Tülay, Türkiye’de şuanda tüm hanelerde “açlık” seslerinin yükseldiğine dikkat çekerek  şöyle devam etti: “Biz bütçeyi böyle bir zamanda konuşuyoruz. Bugün bütçenin bu kadar delik deşik olmasının sebebi de güvenlikçi politikalarının sonucudur. Bunu biz kürsülerde söyledik ve tekrar söyleyeceğiz. Tehlikeli suni düşmanlıklar, sömürgecilik, otoriter rejimlerinin kendilerini devam ettirebilmek için suni düşmanlar yarattılar ve ülkede sürekli bir beka problemi varmış gibi algı yarattılar. Bütçede yaptığımız her konuşmada bize ‘terör’ üzerinden cevap verilmesi Türkiye’nin şuana kadar yönetilme biçimini şu sıralardaki yansıma biçimidir. Komisyon görüşmelerinde, siz dediniz ki; ‘Cumhuriyet tarihinin en yoğun tedbirlerinin alındığı dönemden geçiyoruz’ evet İŞİD, El Nusra, Kuvayi Milliye’ye benzettiğiniz ÖSO’yu komşumuz yapıp desteklerseniz, bugüne kadar 10 metrelik sınır tehlikeli bir hale gelir. Mayınlardan temizlediğiniz sınıra duvarlar örerek, siz güvenlik almaya çalışıyorsunuz. En güvenli olan şey; Kürt sorunun barışçıl ve demokratik yöntemlerle çözülmesi ve komşu ülkelerle barış sürecini inşa etmek, Ortadoğu’da barış projesini inşa etmektir. Ama ne çare.  Kürt savaşında 50 bin insanın hayatını kaybetti. Harcanmış milyarlarca dolar para.

=-=-=

§ Yapılacak iş
Yukarıdaki alıntı metinde "En güvenli olan şey" olarak sayılan adımların hepsi nelerdir?

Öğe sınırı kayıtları
=-=-=

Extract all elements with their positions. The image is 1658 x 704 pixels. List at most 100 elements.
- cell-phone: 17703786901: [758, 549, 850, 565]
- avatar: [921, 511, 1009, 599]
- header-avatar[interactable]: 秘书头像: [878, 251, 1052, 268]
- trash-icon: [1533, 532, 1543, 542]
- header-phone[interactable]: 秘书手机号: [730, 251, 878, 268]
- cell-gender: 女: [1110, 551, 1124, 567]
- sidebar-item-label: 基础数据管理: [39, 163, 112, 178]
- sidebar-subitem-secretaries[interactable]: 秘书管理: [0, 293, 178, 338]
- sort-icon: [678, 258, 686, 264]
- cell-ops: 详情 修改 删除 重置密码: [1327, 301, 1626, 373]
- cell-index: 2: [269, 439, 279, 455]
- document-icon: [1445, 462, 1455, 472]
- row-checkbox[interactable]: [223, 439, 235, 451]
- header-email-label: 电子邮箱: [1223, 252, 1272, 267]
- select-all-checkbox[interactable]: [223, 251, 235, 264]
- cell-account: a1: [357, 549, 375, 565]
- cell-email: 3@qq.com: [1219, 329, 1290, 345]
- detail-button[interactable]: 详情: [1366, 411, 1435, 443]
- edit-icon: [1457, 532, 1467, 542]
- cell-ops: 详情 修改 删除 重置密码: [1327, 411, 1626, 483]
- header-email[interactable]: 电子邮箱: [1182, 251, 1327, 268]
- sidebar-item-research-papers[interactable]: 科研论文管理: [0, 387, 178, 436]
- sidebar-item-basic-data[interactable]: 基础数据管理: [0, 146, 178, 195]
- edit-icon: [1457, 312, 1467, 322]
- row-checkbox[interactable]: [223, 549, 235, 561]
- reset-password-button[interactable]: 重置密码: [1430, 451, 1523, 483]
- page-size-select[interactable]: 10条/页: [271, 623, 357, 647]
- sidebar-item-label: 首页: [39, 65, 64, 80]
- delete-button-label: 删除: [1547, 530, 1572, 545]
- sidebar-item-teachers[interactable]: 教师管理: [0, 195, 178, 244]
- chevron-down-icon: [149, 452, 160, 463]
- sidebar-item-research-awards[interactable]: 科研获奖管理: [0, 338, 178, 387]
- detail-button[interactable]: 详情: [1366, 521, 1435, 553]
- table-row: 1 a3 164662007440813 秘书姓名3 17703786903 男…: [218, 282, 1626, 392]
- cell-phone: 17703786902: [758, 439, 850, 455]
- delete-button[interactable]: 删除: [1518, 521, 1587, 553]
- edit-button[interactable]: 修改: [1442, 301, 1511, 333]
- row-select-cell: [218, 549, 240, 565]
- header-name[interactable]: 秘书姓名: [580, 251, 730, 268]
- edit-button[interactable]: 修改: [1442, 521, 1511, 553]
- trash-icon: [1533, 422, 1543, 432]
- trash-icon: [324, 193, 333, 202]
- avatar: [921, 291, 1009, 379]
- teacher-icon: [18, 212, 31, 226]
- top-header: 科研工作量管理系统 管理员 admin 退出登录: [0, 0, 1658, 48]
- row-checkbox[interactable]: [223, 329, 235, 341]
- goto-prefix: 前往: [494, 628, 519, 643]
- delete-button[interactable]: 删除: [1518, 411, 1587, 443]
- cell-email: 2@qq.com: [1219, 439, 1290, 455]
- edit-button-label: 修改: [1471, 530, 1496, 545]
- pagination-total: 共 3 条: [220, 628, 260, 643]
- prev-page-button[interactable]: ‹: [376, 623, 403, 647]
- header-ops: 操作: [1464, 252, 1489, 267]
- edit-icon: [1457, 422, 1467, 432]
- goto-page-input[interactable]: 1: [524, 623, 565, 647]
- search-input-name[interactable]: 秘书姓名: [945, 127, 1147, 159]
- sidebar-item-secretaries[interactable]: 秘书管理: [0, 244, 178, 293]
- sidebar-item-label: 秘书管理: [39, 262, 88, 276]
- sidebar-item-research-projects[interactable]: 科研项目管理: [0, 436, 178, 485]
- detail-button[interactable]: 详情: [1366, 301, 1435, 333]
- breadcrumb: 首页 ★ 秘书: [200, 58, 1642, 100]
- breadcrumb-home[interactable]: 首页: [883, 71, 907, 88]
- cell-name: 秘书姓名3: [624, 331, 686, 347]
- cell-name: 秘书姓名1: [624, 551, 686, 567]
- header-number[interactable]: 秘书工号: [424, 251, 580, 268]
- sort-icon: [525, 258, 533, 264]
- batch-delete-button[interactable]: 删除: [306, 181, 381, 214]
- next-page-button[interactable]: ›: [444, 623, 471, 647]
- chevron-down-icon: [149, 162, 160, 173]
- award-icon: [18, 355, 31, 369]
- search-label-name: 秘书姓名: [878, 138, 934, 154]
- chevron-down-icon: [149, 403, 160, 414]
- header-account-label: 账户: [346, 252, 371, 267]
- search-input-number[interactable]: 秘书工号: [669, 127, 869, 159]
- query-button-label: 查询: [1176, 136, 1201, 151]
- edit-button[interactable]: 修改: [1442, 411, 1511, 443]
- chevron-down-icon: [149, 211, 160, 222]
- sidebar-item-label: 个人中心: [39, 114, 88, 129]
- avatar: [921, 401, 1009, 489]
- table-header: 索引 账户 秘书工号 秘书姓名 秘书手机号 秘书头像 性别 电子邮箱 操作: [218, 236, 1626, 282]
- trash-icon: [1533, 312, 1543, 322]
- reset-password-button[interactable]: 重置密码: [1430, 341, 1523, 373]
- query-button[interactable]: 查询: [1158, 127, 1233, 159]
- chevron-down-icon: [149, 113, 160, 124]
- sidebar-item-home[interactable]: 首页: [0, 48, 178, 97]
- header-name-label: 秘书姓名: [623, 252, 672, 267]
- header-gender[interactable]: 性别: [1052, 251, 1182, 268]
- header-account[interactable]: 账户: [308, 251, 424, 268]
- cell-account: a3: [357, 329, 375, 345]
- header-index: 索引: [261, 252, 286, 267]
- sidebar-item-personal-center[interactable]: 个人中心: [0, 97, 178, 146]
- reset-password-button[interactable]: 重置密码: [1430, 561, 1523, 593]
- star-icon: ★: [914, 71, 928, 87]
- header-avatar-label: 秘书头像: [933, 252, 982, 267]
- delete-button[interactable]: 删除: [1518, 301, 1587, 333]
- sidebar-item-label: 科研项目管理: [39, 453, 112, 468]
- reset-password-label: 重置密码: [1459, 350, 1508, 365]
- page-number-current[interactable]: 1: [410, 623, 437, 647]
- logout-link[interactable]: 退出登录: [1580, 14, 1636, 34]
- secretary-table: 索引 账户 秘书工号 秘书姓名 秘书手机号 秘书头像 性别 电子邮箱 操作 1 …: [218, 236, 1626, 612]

=-=-=

§ Doğru çıktı
- Kürt sorununun barışçıl ve demokratik yöntemlerle çözülmesi
- Komşu ülkelerle barış sürecini inşa etmek
- Ortadoğu'da barış projesini inşa etmek